§ **TASK STATEMENT**:
Each line below must be set down exactly; omit any image you find.
=-=-=-=-=
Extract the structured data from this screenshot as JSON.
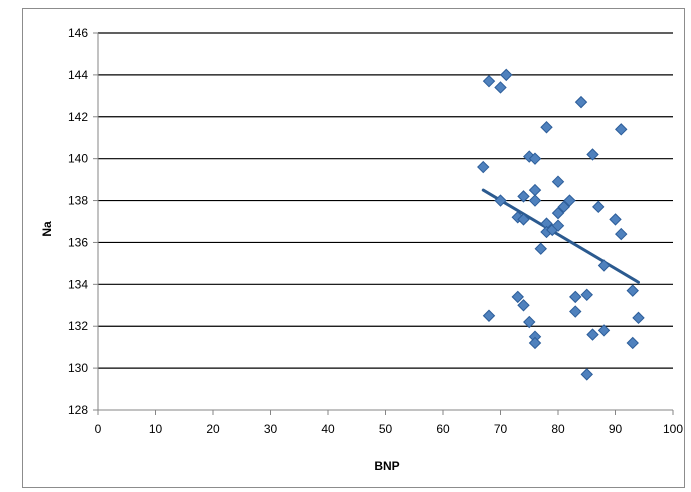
{
  "chart_data": {
    "type": "scatter",
    "title": "",
    "xlabel": "BNP",
    "ylabel": "Na",
    "xlim": [
      0,
      100
    ],
    "ylim": [
      128,
      146
    ],
    "x_ticks": [
      0,
      10,
      20,
      30,
      40,
      50,
      60,
      70,
      80,
      90,
      100
    ],
    "y_ticks": [
      128,
      130,
      132,
      134,
      136,
      138,
      140,
      142,
      144,
      146
    ],
    "grid": "horizontal",
    "legend": "none",
    "colors": {
      "marker": "#4f81bd",
      "marker_edge": "#2c5d99",
      "trendline": "#2b5a8f",
      "gridline": "#000000"
    },
    "series": [
      {
        "marker": "diamond",
        "points": [
          [
            67,
            139.6
          ],
          [
            68,
            143.7
          ],
          [
            68,
            132.5
          ],
          [
            70,
            143.4
          ],
          [
            70,
            138.0
          ],
          [
            71,
            144.0
          ],
          [
            73,
            137.2
          ],
          [
            73,
            133.4
          ],
          [
            74,
            138.2
          ],
          [
            74,
            137.1
          ],
          [
            74,
            133.0
          ],
          [
            75,
            140.1
          ],
          [
            75,
            132.2
          ],
          [
            76,
            140.0
          ],
          [
            76,
            138.5
          ],
          [
            76,
            138.0
          ],
          [
            76,
            131.5
          ],
          [
            76,
            131.2
          ],
          [
            77,
            135.7
          ],
          [
            78,
            141.5
          ],
          [
            78,
            136.9
          ],
          [
            78,
            136.5
          ],
          [
            79,
            136.6
          ],
          [
            80,
            138.9
          ],
          [
            80,
            137.4
          ],
          [
            80,
            136.8
          ],
          [
            81,
            137.7
          ],
          [
            82,
            138.0
          ],
          [
            83,
            133.4
          ],
          [
            83,
            132.7
          ],
          [
            84,
            142.7
          ],
          [
            85,
            133.5
          ],
          [
            85,
            129.7
          ],
          [
            86,
            140.2
          ],
          [
            86,
            131.6
          ],
          [
            87,
            137.7
          ],
          [
            88,
            134.9
          ],
          [
            88,
            131.8
          ],
          [
            90,
            137.1
          ],
          [
            91,
            141.4
          ],
          [
            91,
            136.4
          ],
          [
            93,
            133.7
          ],
          [
            93,
            131.2
          ],
          [
            94,
            132.4
          ]
        ]
      }
    ],
    "trendline": {
      "x": [
        67,
        94
      ],
      "y": [
        138.5,
        134.1
      ]
    }
  }
}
=-=-=-=-=
§ **THE OUTPUT**:
Extract the structured data from this screenshot as JSON.
{
  "chart_data": {
    "type": "scatter",
    "title": "",
    "xlabel": "BNP",
    "ylabel": "Na",
    "xlim": [
      0,
      100
    ],
    "ylim": [
      128,
      146
    ],
    "x_ticks": [
      0,
      10,
      20,
      30,
      40,
      50,
      60,
      70,
      80,
      90,
      100
    ],
    "y_ticks": [
      128,
      130,
      132,
      134,
      136,
      138,
      140,
      142,
      144,
      146
    ],
    "grid": "horizontal",
    "legend": "none",
    "colors": {
      "marker": "#4f81bd",
      "marker_edge": "#2c5d99",
      "trendline": "#2b5a8f",
      "gridline": "#000000"
    },
    "series": [
      {
        "marker": "diamond",
        "points": [
          [
            67,
            139.6
          ],
          [
            68,
            143.7
          ],
          [
            68,
            132.5
          ],
          [
            70,
            143.4
          ],
          [
            70,
            138.0
          ],
          [
            71,
            144.0
          ],
          [
            73,
            137.2
          ],
          [
            73,
            133.4
          ],
          [
            74,
            138.2
          ],
          [
            74,
            137.1
          ],
          [
            74,
            133.0
          ],
          [
            75,
            140.1
          ],
          [
            75,
            132.2
          ],
          [
            76,
            140.0
          ],
          [
            76,
            138.5
          ],
          [
            76,
            138.0
          ],
          [
            76,
            131.5
          ],
          [
            76,
            131.2
          ],
          [
            77,
            135.7
          ],
          [
            78,
            141.5
          ],
          [
            78,
            136.9
          ],
          [
            78,
            136.5
          ],
          [
            79,
            136.6
          ],
          [
            80,
            138.9
          ],
          [
            80,
            137.4
          ],
          [
            80,
            136.8
          ],
          [
            81,
            137.7
          ],
          [
            82,
            138.0
          ],
          [
            83,
            133.4
          ],
          [
            83,
            132.7
          ],
          [
            84,
            142.7
          ],
          [
            85,
            133.5
          ],
          [
            85,
            129.7
          ],
          [
            86,
            140.2
          ],
          [
            86,
            131.6
          ],
          [
            87,
            137.7
          ],
          [
            88,
            134.9
          ],
          [
            88,
            131.8
          ],
          [
            90,
            137.1
          ],
          [
            91,
            141.4
          ],
          [
            91,
            136.4
          ],
          [
            93,
            133.7
          ],
          [
            93,
            131.2
          ],
          [
            94,
            132.4
          ]
        ]
      }
    ],
    "trendline": {
      "x": [
        67,
        94
      ],
      "y": [
        138.5,
        134.1
      ]
    }
  }
}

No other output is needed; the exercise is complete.